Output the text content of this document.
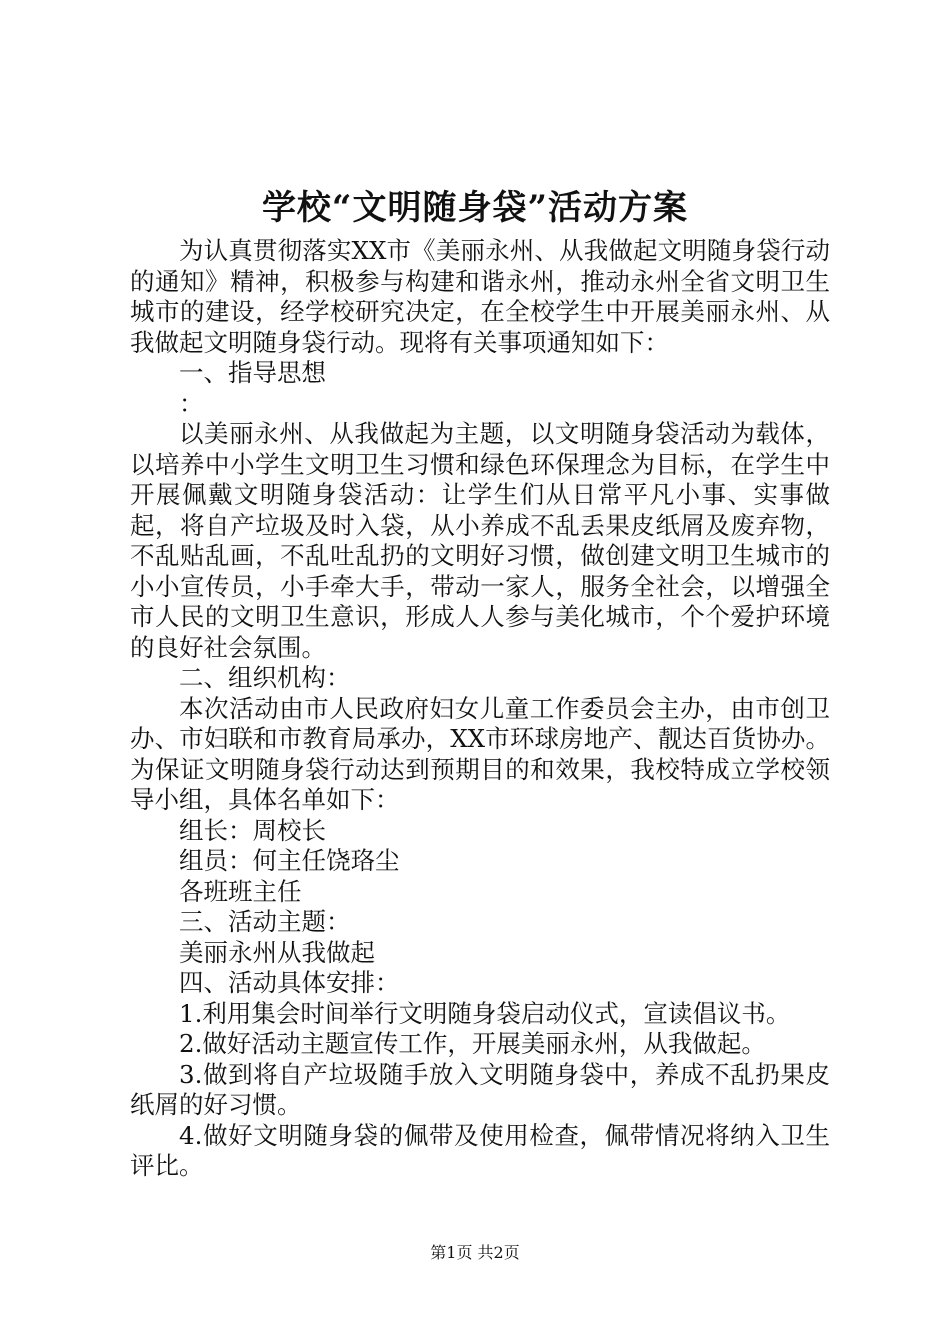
学校“文明随身袋”活动方案

为认真贯彻落实XX市《美丽永州、从我做起文明随身袋行动的通知》精神，积极参与构建和谐永州，推动永州全省文明卫生城市的建设，经学校研究决定，在全校学生中开展美丽永州、从我做起文明随身袋行动。现将有关事项通知如下：

一、指导思想

：

以美丽永州、从我做起为主题，以文明随身袋活动为载体，以培养中小学生文明卫生习惯和绿色环保理念为目标，在学生中开展佩戴文明随身袋活动：让学生们从日常平凡小事、实事做起，将自产垃圾及时入袋，从小养成不乱丢果皮纸屑及废弃物，不乱贴乱画，不乱吐乱扔的文明好习惯，做创建文明卫生城市的小小宣传员，小手牵大手，带动一家人，服务全社会，以增强全市人民的文明卫生意识，形成人人参与美化城市，个个爱护环境的良好社会氛围。

二、组织机构：

本次活动由市人民政府妇女儿童工作委员会主办，由市创卫办、市妇联和市教育局承办，XX市环球房地产、靓达百货协办。为保证文明随身袋行动达到预期目的和效果，我校特成立学校领导小组，具体名单如下：

组长：周校长

组员：何主任饶珞尘

各班班主任

三、活动主题：

美丽永州从我做起

四、活动具体安排：

1.利用集会时间举行文明随身袋启动仪式，宣读倡议书。

2.做好活动主题宣传工作，开展美丽永州，从我做起。

3.做到将自产垃圾随手放入文明随身袋中，养成不乱扔果皮纸屑的好习惯。

4.做好文明随身袋的佩带及使用检查，佩带情况将纳入卫生评比。

第1页 共2页
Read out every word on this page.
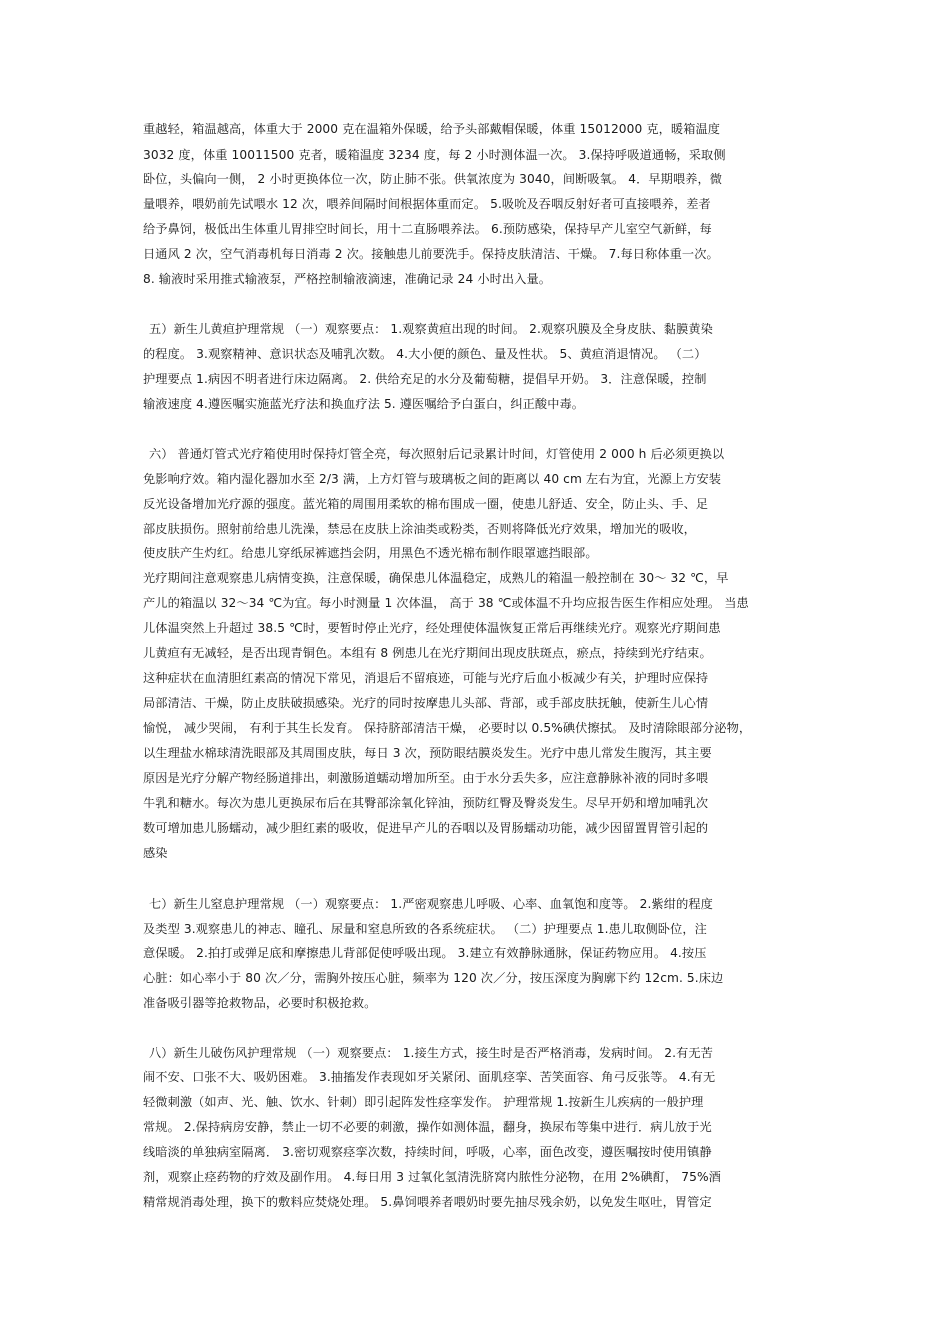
重越轻，箱温越高，体重大于 2000 克在温箱外保暖，给予头部戴帽保暖，体重 15012000 克，暖箱温度
3032 度，体重 10011500 克者，暖箱温度 3234 度，每 2 小时测体温一次。 3.保持呼吸道通畅，采取侧
卧位，头偏向一侧， 2 小时更换体位一次，防止肺不张。供氧浓度为 3040，间断吸氧。 4．早期喂养，微
量喂养，喂奶前先试喂水 12 次，喂养间隔时间根据体重而定。 5.吸吮及吞咽反射好者可直接喂养，差者
给予鼻饲，极低出生体重儿胃排空时间长，用十二直肠喂养法。 6.预防感染，保持早产儿室空气新鲜，每
日通风 2 次，空气消毒机每日消毒 2 次。接触患儿前要洗手。保持皮肤清洁、干燥。 7.每日称体重一次。
8. 输液时采用推式输液泵，严格控制输液滴速，准确记录 24 小时出入量。
五）新生儿黄疸护理常规 （一）观察要点： 1.观察黄疸出现的时间。 2.观察巩膜及全身皮肤、黏膜黄染
的程度。 3.观察精神、意识状态及哺乳次数。 4.大小便的颜色、量及性状。 5、黄疸消退情况。 （二）
护理要点 1.病因不明者进行床边隔离。 2. 供给充足的水分及葡萄糖，提倡早开奶。 3．注意保暖，控制
输液速度 4.遵医嘱实施蓝光疗法和换血疗法 5. 遵医嘱给予白蛋白，纠正酸中毒。
六） 普通灯管式光疗箱使用时保持灯管全亮，每次照射后记录累计时间，灯管使用 2 000 h 后必须更换以
免影响疗效。箱内湿化器加水至 2/3 满，上方灯管与玻璃板之间的距离以 40 cm 左右为宜，光源上方安装
反光设备增加光疗源的强度。蓝光箱的周围用柔软的棉布围成一圈，使患儿舒适、安全，防止头、手、足
部皮肤损伤。照射前给患儿洗澡，禁忌在皮肤上涂油类或粉类，否则将降低光疗效果，增加光的吸收，
使皮肤产生灼红。给患儿穿纸尿裤遮挡会阴，用黑色不透光棉布制作眼罩遮挡眼部。
光疗期间注意观察患儿病情变换，注意保暖，确保患儿体温稳定，成熟儿的箱温一般控制在 30～ 32 ℃，早
产儿的箱温以 32～34 ℃为宜。每小时测量 1 次体温， 高于 38 ℃或体温不升均应报告医生作相应处理。 当患
儿体温突然上升超过 38.5 ℃时，要暂时停止光疗，经处理使体温恢复正常后再继续光疗。观察光疗期间患
儿黄疸有无减轻，是否出现青铜色。本组有 8 例患儿在光疗期间出现皮肤斑点，瘀点，持续到光疗结束。
这种症状在血清胆红素高的情况下常见，消退后不留痕迹，可能与光疗后血小板减少有关，护理时应保持
局部清洁、干燥，防止皮肤破损感染。光疗的同时按摩患儿头部、背部，或手部皮肤抚触，使新生儿心情
愉悦， 减少哭闹， 有利于其生长发育。 保持脐部清洁干燥， 必要时以 0.5%碘伏擦拭。 及时清除眼部分泌物，
以生理盐水棉球清洗眼部及其周围皮肤，每日 3 次，预防眼结膜炎发生。光疗中患儿常发生腹泻，其主要
原因是光疗分解产物经肠道排出，刺激肠道蠕动增加所至。由于水分丢失多，应注意静脉补液的同时多喂
牛乳和糖水。每次为患儿更换尿布后在其臀部涂氧化锌油，预防红臀及臀炎发生。尽早开奶和增加哺乳次
数可增加患儿肠蠕动，减少胆红素的吸收，促进早产儿的吞咽以及胃肠蠕动功能，减少因留置胃管引起的
感染
七）新生儿窒息护理常规 （一）观察要点： 1.严密观察患儿呼吸、心率、血氧饱和度等。 2.紫绀的程度
及类型 3.观察患儿的神志、瞳孔、尿量和窒息所致的各系统症状。 （二）护理要点 1.患儿取侧卧位，注
意保暖。 2.拍打或弹足底和摩擦患儿背部促使呼吸出现。 3.建立有效静脉通脉，保证药物应用。 4.按压
心脏：如心率小于 80 次／分，需胸外按压心脏，频率为 120 次／分，按压深度为胸廓下约 12cm. 5.床边
准备吸引器等抢救物品，必要时积极抢救。
八）新生儿破伤风护理常规 （一）观察要点： 1.接生方式，接生时是否严格消毒，发病时间。 2.有无苦
闹不安、口张不大、吸奶困难。 3.抽搐发作表现如牙关紧闭、面肌痉挛、苦笑面容、角弓反张等。 4.有无
轻微刺激（如声、光、触、饮水、针刺）即引起阵发性痉挛发作。 护理常规 1.按新生儿疾病的一般护理
常规。 2.保持病房安静，禁止一切不必要的刺激，操作如测体温，翻身，换尿布等集中进行．病儿放于光
线暗淡的单独病室隔离． 3.密切观察痉挛次数，持续时间，呼吸，心率，面色改变，遵医嘱按时使用镇静
剂，观察止痉药物的疗效及副作用。 4.每日用 3 过氧化氢清洗脐窝内脓性分泌物，在用 2%碘酊， 75%酒
精常规消毒处理，换下的敷料应焚烧处理。 5.鼻饲喂养者喂奶时要先抽尽残余奶，以免发生呕吐，胃管定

-- Given exercise --
Reproduce every record above exactly, omitting the pictures.

-- Exercise response --
Output the text content of this document.
学校“文明随身袋”活动方案

为认真贯彻落实XX市《美丽永州、从我做起文明随身袋行动的通知》精神，积极参与构建和谐永州，推动永州全省文明卫生城市的建设，经学校研究决定，在全校学生中开展美丽永州、从我做起文明随身袋行动。现将有关事项通知如下：

一、指导思想

：

以美丽永州、从我做起为主题，以文明随身袋活动为载体，以培养中小学生文明卫生习惯和绿色环保理念为目标，在学生中开展佩戴文明随身袋活动：让学生们从日常平凡小事、实事做起，将自产垃圾及时入袋，从小养成不乱丢果皮纸屑及废弃物，不乱贴乱画，不乱吐乱扔的文明好习惯，做创建文明卫生城市的小小宣传员，小手牵大手，带动一家人，服务全社会，以增强全市人民的文明卫生意识，形成人人参与美化城市，个个爱护环境的良好社会氛围。

二、组织机构：

本次活动由市人民政府妇女儿童工作委员会主办，由市创卫办、市妇联和市教育局承办，XX市环球房地产、靓达百货协办。为保证文明随身袋行动达到预期目的和效果，我校特成立学校领导小组，具体名单如下：

组长：周校长

组员：何主任饶珞尘

各班班主任

三、活动主题：

美丽永州从我做起

四、活动具体安排：

1.利用集会时间举行文明随身袋启动仪式，宣读倡议书。

2.做好活动主题宣传工作，开展美丽永州，从我做起。

3.做到将自产垃圾随手放入文明随身袋中，养成不乱扔果皮纸屑的好习惯。

4.做好文明随身袋的佩带及使用检查，佩带情况将纳入卫生评比。

第1页 共2页
Read out every word on this page.
重越轻，箱温越高，体重大于 2000 克在温箱外保暖，给予头部戴帽保暖，体重 15012000 克，暖箱温度
3032 度，体重 10011500 克者，暖箱温度 3234 度，每 2 小时测体温一次。 3.保持呼吸道通畅，采取侧
卧位，头偏向一侧， 2 小时更换体位一次，防止肺不张。供氧浓度为 3040，间断吸氧。 4．早期喂养，微
量喂养，喂奶前先试喂水 12 次，喂养间隔时间根据体重而定。 5.吸吮及吞咽反射好者可直接喂养，差者
给予鼻饲，极低出生体重儿胃排空时间长，用十二直肠喂养法。 6.预防感染，保持早产儿室空气新鲜，每
日通风 2 次，空气消毒机每日消毒 2 次。接触患儿前要洗手。保持皮肤清洁、干燥。 7.每日称体重一次。
8. 输液时采用推式输液泵，严格控制输液滴速，准确记录 24 小时出入量。
五）新生儿黄疸护理常规 （一）观察要点： 1.观察黄疸出现的时间。 2.观察巩膜及全身皮肤、黏膜黄染
的程度。 3.观察精神、意识状态及哺乳次数。 4.大小便的颜色、量及性状。 5、黄疸消退情况。 （二）
护理要点 1.病因不明者进行床边隔离。 2. 供给充足的水分及葡萄糖，提倡早开奶。 3．注意保暖，控制
输液速度 4.遵医嘱实施蓝光疗法和换血疗法 5. 遵医嘱给予白蛋白，纠正酸中毒。
六） 普通灯管式光疗箱使用时保持灯管全亮，每次照射后记录累计时间，灯管使用 2 000 h 后必须更换以
免影响疗效。箱内湿化器加水至 2/3 满，上方灯管与玻璃板之间的距离以 40 cm 左右为宜，光源上方安装
反光设备增加光疗源的强度。蓝光箱的周围用柔软的棉布围成一圈，使患儿舒适、安全，防止头、手、足
部皮肤损伤。照射前给患儿洗澡，禁忌在皮肤上涂油类或粉类，否则将降低光疗效果，增加光的吸收，
使皮肤产生灼红。给患儿穿纸尿裤遮挡会阴，用黑色不透光棉布制作眼罩遮挡眼部。
光疗期间注意观察患儿病情变换，注意保暖，确保患儿体温稳定，成熟儿的箱温一般控制在 30～ 32 ℃，早
产儿的箱温以 32～34 ℃为宜。每小时测量 1 次体温， 高于 38 ℃或体温不升均应报告医生作相应处理。 当患
儿体温突然上升超过 38.5 ℃时，要暂时停止光疗，经处理使体温恢复正常后再继续光疗。观察光疗期间患
儿黄疸有无减轻，是否出现青铜色。本组有 8 例患儿在光疗期间出现皮肤斑点，瘀点，持续到光疗结束。
这种症状在血清胆红素高的情况下常见，消退后不留痕迹，可能与光疗后血小板减少有关，护理时应保持
局部清洁、干燥，防止皮肤破损感染。光疗的同时按摩患儿头部、背部，或手部皮肤抚触，使新生儿心情
愉悦， 减少哭闹， 有利于其生长发育。 保持脐部清洁干燥， 必要时以 0.5%碘伏擦拭。 及时清除眼部分泌物，
以生理盐水棉球清洗眼部及其周围皮肤，每日 3 次，预防眼结膜炎发生。光疗中患儿常发生腹泻，其主要
原因是光疗分解产物经肠道排出，刺激肠道蠕动增加所至。由于水分丢失多，应注意静脉补液的同时多喂
牛乳和糖水。每次为患儿更换尿布后在其臀部涂氧化锌油，预防红臀及臀炎发生。尽早开奶和增加哺乳次
数可增加患儿肠蠕动，减少胆红素的吸收，促进早产儿的吞咽以及胃肠蠕动功能，减少因留置胃管引起的
感染
七）新生儿窒息护理常规 （一）观察要点： 1.严密观察患儿呼吸、心率、血氧饱和度等。 2.紫绀的程度
及类型 3.观察患儿的神志、瞳孔、尿量和窒息所致的各系统症状。 （二）护理要点 1.患儿取侧卧位，注
意保暖。 2.拍打或弹足底和摩擦患儿背部促使呼吸出现。 3.建立有效静脉通脉，保证药物应用。 4.按压
心脏：如心率小于 80 次／分，需胸外按压心脏，频率为 120 次／分，按压深度为胸廓下约 12cm. 5.床边
准备吸引器等抢救物品，必要时积极抢救。
八）新生儿破伤风护理常规 （一）观察要点： 1.接生方式，接生时是否严格消毒，发病时间。 2.有无苦
闹不安、口张不大、吸奶困难。 3.抽搐发作表现如牙关紧闭、面肌痉挛、苦笑面容、角弓反张等。 4.有无
轻微刺激（如声、光、触、饮水、针刺）即引起阵发性痉挛发作。 护理常规 1.按新生儿疾病的一般护理
常规。 2.保持病房安静，禁止一切不必要的刺激，操作如测体温，翻身，换尿布等集中进行．病儿放于光
线暗淡的单独病室隔离． 3.密切观察痉挛次数，持续时间，呼吸，心率，面色改变，遵医嘱按时使用镇静
剂，观察止痉药物的疗效及副作用。 4.每日用 3 过氧化氢清洗脐窝内脓性分泌物，在用 2%碘酊， 75%酒
精常规消毒处理，换下的敷料应焚烧处理。 5.鼻饲喂养者喂奶时要先抽尽残余奶，以免发生呕吐，胃管定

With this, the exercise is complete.